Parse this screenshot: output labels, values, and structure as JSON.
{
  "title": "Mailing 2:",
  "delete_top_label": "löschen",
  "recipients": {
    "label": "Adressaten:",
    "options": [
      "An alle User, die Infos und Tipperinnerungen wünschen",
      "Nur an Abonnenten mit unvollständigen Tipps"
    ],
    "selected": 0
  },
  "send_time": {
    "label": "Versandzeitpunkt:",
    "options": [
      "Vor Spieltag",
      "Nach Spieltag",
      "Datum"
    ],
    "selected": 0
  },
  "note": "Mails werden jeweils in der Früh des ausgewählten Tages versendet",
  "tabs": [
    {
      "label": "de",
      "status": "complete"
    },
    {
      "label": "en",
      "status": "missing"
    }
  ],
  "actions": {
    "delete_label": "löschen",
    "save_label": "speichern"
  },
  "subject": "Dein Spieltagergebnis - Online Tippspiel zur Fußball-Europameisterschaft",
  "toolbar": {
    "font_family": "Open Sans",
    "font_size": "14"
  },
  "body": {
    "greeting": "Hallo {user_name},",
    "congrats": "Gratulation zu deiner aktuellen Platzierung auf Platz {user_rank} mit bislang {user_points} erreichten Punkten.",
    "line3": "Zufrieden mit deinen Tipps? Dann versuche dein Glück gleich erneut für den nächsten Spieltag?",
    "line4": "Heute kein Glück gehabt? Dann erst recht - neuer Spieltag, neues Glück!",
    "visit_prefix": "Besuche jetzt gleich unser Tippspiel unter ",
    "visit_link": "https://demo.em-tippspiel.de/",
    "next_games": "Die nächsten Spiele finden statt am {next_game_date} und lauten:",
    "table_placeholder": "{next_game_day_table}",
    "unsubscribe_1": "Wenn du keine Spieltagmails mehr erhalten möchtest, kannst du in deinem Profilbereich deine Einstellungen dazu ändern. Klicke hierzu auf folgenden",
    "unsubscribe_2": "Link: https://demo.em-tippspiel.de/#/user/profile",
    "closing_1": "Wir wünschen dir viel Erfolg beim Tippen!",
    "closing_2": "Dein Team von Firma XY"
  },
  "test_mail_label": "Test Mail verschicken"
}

————

- WHAT YOU HAVE TO DO
Retype all of the material above with every character intact.

- THE SOLUTION
Parse this screenshot: output labels, values, and structure as JSON.
{
  "title": "Mailing 2:",
  "delete_top_label": "löschen",
  "recipients": {
    "label": "Adressaten:",
    "options": [
      "An alle User, die Infos und Tipperinnerungen wünschen",
      "Nur an Abonnenten mit unvollständigen Tipps"
    ],
    "selected": 0
  },
  "send_time": {
    "label": "Versandzeitpunkt:",
    "options": [
      "Vor Spieltag",
      "Nach Spieltag",
      "Datum"
    ],
    "selected": 0
  },
  "note": "Mails werden jeweils in der Früh des ausgewählten Tages versendet",
  "tabs": [
    {
      "label": "de",
      "status": "complete"
    },
    {
      "label": "en",
      "status": "missing"
    }
  ],
  "actions": {
    "delete_label": "löschen",
    "save_label": "speichern"
  },
  "subject": "Dein Spieltagergebnis - Online Tippspiel zur Fußball-Europameisterschaft",
  "toolbar": {
    "font_family": "Open Sans",
    "font_size": "14"
  },
  "body": {
    "greeting": "Hallo {user_name},",
    "congrats": "Gratulation zu deiner aktuellen Platzierung auf Platz {user_rank} mit bislang {user_points} erreichten Punkten.",
    "line3": "Zufrieden mit deinen Tipps? Dann versuche dein Glück gleich erneut für den nächsten Spieltag?",
    "line4": "Heute kein Glück gehabt? Dann erst recht - neuer Spieltag, neues Glück!",
    "visit_prefix": "Besuche jetzt gleich unser Tippspiel unter ",
    "visit_link": "https://demo.em-tippspiel.de/",
    "next_games": "Die nächsten Spiele finden statt am {next_game_date} und lauten:",
    "table_placeholder": "{next_game_day_table}",
    "unsubscribe_1": "Wenn du keine Spieltagmails mehr erhalten möchtest, kannst du in deinem Profilbereich deine Einstellungen dazu ändern. Klicke hierzu auf folgenden",
    "unsubscribe_2": "Link: https://demo.em-tippspiel.de/#/user/profile",
    "closing_1": "Wir wünschen dir viel Erfolg beim Tippen!",
    "closing_2": "Dein Team von Firma XY"
  },
  "test_mail_label": "Test Mail verschicken"
}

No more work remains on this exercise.